[What is asked] Images are excluded; otherwise, output every record exactly.

(Stored entries)
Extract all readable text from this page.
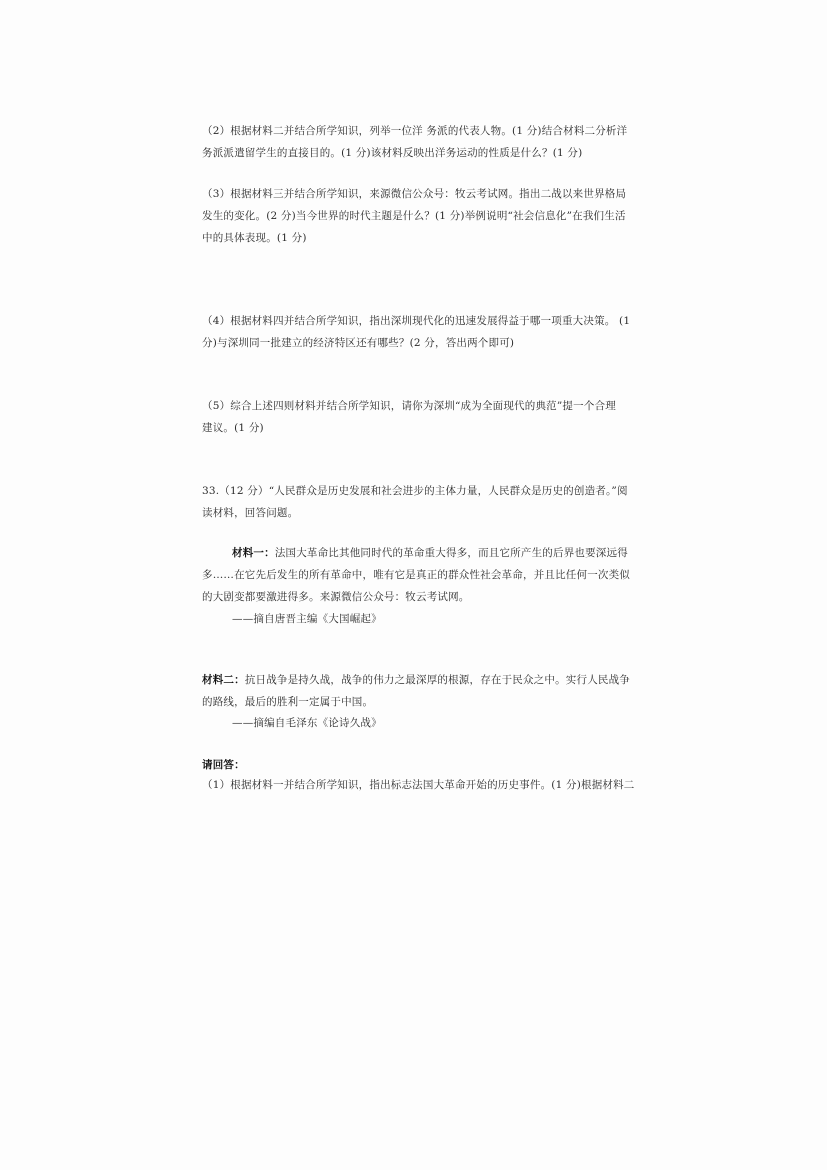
（2）根据材料二并结合所学知识，列举一位洋 务派的代表人物。(1 分)结合材料二分析洋
务派派遣留学生的直接目的。(1 分)该材料反映出洋务运动的性质是什么？(1 分)
（3）根据材料三并结合所学知识，来源微信公众号：牧云考试网。指出二战以来世界格局
发生的变化。(2 分)当今世界的时代主题是什么？(1 分)举例说明“社会信息化”在我们生活
中的具体表现。(1 分)
（4）根据材料四并结合所学知识，指出深圳现代化的迅速发展得益于哪一项重大决策。 (1
分)与深圳同一批建立的经济特区还有哪些？(2 分，答出两个即可)
（5）综合上述四则材料并结合所学知识，请你为深圳“成为全面现代的典范”提一个合理
建议。(1 分)
33.（12 分）“人民群众是历史发展和社会进步的主体力量，人民群众是历史的创造者。”阅
读材料，回答问题。
材料一：法国大革命比其他同时代的革命重大得多，而且它所产生的后界也要深远得
多……在它先后发生的所有革命中，唯有它是真正的群众性社会革命，并且比任何一次类似
的大剧变都要激进得多。来源微信公众号：牧云考试网。
——摘自唐晋主编《大国崛起》
材料二：抗日战争是持久战，战争的伟力之最深厚的根源，存在于民众之中。实行人民战争
的路线，最后的胜利一定属于中国。
——摘编自毛泽东《论诗久战》
请回答：
（1）根据材料一并结合所学知识，指出标志法国大革命开始的历史事件。(1 分)根据材料二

[The output]
Extract all readable text from this page.
（2）根据材料二并结合所学知识，列举一位洋 务派的代表人物。(1 分)结合材料二分析洋
务派派遣留学生的直接目的。(1 分)该材料反映出洋务运动的性质是什么？(1 分)
（3）根据材料三并结合所学知识，来源微信公众号：牧云考试网。指出二战以来世界格局
发生的变化。(2 分)当今世界的时代主题是什么？(1 分)举例说明“社会信息化”在我们生活
中的具体表现。(1 分)
（4）根据材料四并结合所学知识，指出深圳现代化的迅速发展得益于哪一项重大决策。 (1
分)与深圳同一批建立的经济特区还有哪些？(2 分，答出两个即可)
（5）综合上述四则材料并结合所学知识，请你为深圳“成为全面现代的典范”提一个合理
建议。(1 分)
33.（12 分）“人民群众是历史发展和社会进步的主体力量，人民群众是历史的创造者。”阅
读材料，回答问题。
材料一：法国大革命比其他同时代的革命重大得多，而且它所产生的后界也要深远得
多……在它先后发生的所有革命中，唯有它是真正的群众性社会革命，并且比任何一次类似
的大剧变都要激进得多。来源微信公众号：牧云考试网。
——摘自唐晋主编《大国崛起》
材料二：抗日战争是持久战，战争的伟力之最深厚的根源，存在于民众之中。实行人民战争
的路线，最后的胜利一定属于中国。
——摘编自毛泽东《论诗久战》
请回答：
（1）根据材料一并结合所学知识，指出标志法国大革命开始的历史事件。(1 分)根据材料二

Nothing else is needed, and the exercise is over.